▸ **Task objective**:
Show all lines holding "grave".

▸ **Provided information**:
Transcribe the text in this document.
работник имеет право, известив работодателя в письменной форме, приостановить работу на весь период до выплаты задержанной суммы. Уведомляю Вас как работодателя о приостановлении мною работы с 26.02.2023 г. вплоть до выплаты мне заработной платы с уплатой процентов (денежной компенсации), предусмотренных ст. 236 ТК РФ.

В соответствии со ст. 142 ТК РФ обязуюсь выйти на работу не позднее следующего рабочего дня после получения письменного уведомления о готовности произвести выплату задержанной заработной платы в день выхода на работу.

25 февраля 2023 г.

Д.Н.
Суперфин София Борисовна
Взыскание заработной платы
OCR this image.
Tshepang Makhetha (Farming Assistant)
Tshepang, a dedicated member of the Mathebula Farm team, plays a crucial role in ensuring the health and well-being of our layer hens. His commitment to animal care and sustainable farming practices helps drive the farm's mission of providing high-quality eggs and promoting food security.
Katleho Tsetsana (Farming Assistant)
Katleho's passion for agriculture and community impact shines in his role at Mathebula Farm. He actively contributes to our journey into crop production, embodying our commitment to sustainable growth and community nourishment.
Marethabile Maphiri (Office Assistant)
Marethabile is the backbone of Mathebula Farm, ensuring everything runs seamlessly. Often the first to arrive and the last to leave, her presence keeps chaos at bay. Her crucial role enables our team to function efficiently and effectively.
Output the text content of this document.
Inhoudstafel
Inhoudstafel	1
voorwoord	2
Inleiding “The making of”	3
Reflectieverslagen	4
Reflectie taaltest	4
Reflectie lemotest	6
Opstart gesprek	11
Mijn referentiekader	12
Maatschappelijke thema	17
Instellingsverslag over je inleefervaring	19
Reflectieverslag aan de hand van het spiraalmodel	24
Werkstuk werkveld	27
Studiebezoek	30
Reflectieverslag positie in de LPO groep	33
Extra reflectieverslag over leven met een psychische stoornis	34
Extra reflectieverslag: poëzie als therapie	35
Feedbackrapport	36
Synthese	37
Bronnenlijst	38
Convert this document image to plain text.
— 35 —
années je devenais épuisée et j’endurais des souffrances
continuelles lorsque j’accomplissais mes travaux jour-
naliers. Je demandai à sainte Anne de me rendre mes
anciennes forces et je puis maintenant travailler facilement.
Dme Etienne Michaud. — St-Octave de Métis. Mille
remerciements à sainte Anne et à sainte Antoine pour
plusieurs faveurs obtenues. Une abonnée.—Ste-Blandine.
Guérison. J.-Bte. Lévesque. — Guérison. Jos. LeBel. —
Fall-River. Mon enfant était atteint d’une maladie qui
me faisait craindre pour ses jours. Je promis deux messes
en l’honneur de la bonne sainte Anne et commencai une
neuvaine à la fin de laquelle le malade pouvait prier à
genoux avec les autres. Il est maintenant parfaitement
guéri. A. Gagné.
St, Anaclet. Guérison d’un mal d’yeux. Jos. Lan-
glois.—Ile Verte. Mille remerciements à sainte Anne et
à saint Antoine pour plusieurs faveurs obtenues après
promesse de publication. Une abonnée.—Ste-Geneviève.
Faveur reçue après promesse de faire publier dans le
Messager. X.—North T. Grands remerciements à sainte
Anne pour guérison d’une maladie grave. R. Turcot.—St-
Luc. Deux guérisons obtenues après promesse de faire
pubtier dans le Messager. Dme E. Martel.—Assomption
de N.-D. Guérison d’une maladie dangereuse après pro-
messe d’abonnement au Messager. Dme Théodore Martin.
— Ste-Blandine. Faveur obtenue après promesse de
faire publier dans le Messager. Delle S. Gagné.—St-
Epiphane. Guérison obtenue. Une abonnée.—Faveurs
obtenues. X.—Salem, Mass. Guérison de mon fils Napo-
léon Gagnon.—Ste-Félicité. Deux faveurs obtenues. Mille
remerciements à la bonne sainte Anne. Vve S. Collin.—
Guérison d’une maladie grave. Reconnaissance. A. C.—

▸ **Result of this task**:
Anne pour guérison d’une maladie grave. R. Turcot.—St-
Guérison d’une maladie grave. Reconnaissance. A. C.—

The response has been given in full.